::: Material shown :::
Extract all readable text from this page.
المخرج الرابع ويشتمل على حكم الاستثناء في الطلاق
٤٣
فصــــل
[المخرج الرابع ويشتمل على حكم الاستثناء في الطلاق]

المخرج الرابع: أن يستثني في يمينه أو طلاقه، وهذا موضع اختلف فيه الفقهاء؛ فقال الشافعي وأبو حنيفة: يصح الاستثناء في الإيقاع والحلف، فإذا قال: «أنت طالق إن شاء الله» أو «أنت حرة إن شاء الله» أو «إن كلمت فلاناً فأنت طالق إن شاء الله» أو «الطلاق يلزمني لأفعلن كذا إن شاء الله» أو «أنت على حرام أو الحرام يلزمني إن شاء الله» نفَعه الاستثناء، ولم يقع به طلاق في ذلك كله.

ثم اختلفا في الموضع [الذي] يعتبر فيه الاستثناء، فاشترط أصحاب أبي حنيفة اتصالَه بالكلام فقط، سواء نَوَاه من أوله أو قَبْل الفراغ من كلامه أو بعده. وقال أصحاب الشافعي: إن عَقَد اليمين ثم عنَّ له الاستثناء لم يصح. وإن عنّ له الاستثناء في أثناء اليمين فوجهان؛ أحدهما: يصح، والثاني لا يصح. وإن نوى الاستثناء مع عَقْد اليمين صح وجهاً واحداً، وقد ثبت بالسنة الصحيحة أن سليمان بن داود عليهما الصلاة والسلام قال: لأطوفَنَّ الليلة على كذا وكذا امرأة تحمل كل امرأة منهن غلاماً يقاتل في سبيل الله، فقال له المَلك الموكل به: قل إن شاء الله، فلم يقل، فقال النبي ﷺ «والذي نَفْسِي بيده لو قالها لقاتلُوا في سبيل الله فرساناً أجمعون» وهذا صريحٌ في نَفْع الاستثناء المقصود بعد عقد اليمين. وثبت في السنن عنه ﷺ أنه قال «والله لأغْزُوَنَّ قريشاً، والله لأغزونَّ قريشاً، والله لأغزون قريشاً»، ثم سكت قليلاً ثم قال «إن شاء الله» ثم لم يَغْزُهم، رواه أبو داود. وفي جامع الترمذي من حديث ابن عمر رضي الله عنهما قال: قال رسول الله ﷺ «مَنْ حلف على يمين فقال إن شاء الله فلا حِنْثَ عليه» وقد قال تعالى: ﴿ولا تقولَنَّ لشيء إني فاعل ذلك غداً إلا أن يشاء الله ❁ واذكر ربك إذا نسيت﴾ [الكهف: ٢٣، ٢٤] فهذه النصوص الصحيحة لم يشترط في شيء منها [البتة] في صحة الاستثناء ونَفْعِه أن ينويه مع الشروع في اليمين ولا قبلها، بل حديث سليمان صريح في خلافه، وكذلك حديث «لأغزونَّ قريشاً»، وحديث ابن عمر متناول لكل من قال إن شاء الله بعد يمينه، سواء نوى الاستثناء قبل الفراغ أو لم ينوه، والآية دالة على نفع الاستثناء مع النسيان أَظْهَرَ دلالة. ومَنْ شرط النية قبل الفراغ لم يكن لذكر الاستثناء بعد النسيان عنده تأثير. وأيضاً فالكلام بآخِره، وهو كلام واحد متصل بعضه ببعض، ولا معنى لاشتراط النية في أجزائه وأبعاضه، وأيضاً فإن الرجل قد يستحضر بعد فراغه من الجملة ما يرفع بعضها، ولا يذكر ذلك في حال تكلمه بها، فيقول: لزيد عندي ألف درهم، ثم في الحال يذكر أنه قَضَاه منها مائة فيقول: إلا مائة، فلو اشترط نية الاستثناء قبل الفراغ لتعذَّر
:::
● **Problem requirements**
Give the listing above again, word for word.

● **Answer to the task**
Extract all readable text from this page.
المخرج الرابع ويشتمل على حكم الاستثناء في الطلاق
٤٣
فصــــل
[المخرج الرابع ويشتمل على حكم الاستثناء في الطلاق]

المخرج الرابع: أن يستثني في يمينه أو طلاقه، وهذا موضع اختلف فيه الفقهاء؛ فقال الشافعي وأبو حنيفة: يصح الاستثناء في الإيقاع والحلف، فإذا قال: «أنت طالق إن شاء الله» أو «أنت حرة إن شاء الله» أو «إن كلمت فلاناً فأنت طالق إن شاء الله» أو «الطلاق يلزمني لأفعلن كذا إن شاء الله» أو «أنت على حرام أو الحرام يلزمني إن شاء الله» نفَعه الاستثناء، ولم يقع به طلاق في ذلك كله.

ثم اختلفا في الموضع [الذي] يعتبر فيه الاستثناء، فاشترط أصحاب أبي حنيفة اتصالَه بالكلام فقط، سواء نَوَاه من أوله أو قَبْل الفراغ من كلامه أو بعده. وقال أصحاب الشافعي: إن عَقَد اليمين ثم عنَّ له الاستثناء لم يصح. وإن عنّ له الاستثناء في أثناء اليمين فوجهان؛ أحدهما: يصح، والثاني لا يصح. وإن نوى الاستثناء مع عَقْد اليمين صح وجهاً واحداً، وقد ثبت بالسنة الصحيحة أن سليمان بن داود عليهما الصلاة والسلام قال: لأطوفَنَّ الليلة على كذا وكذا امرأة تحمل كل امرأة منهن غلاماً يقاتل في سبيل الله، فقال له المَلك الموكل به: قل إن شاء الله، فلم يقل، فقال النبي ﷺ «والذي نَفْسِي بيده لو قالها لقاتلُوا في سبيل الله فرساناً أجمعون» وهذا صريحٌ في نَفْع الاستثناء المقصود بعد عقد اليمين. وثبت في السنن عنه ﷺ أنه قال «والله لأغْزُوَنَّ قريشاً، والله لأغزونَّ قريشاً، والله لأغزون قريشاً»، ثم سكت قليلاً ثم قال «إن شاء الله» ثم لم يَغْزُهم، رواه أبو داود. وفي جامع الترمذي من حديث ابن عمر رضي الله عنهما قال: قال رسول الله ﷺ «مَنْ حلف على يمين فقال إن شاء الله فلا حِنْثَ عليه» وقد قال تعالى: ﴿ولا تقولَنَّ لشيء إني فاعل ذلك غداً إلا أن يشاء الله ❁ واذكر ربك إذا نسيت﴾ [الكهف: ٢٣، ٢٤] فهذه النصوص الصحيحة لم يشترط في شيء منها [البتة] في صحة الاستثناء ونَفْعِه أن ينويه مع الشروع في اليمين ولا قبلها، بل حديث سليمان صريح في خلافه، وكذلك حديث «لأغزونَّ قريشاً»، وحديث ابن عمر متناول لكل من قال إن شاء الله بعد يمينه، سواء نوى الاستثناء قبل الفراغ أو لم ينوه، والآية دالة على نفع الاستثناء مع النسيان أَظْهَرَ دلالة. ومَنْ شرط النية قبل الفراغ لم يكن لذكر الاستثناء بعد النسيان عنده تأثير. وأيضاً فالكلام بآخِره، وهو كلام واحد متصل بعضه ببعض، ولا معنى لاشتراط النية في أجزائه وأبعاضه، وأيضاً فإن الرجل قد يستحضر بعد فراغه من الجملة ما يرفع بعضها، ولا يذكر ذلك في حال تكلمه بها، فيقول: لزيد عندي ألف درهم، ثم في الحال يذكر أنه قَضَاه منها مائة فيقول: إلا مائة، فلو اشترط نية الاستثناء قبل الفراغ لتعذَّر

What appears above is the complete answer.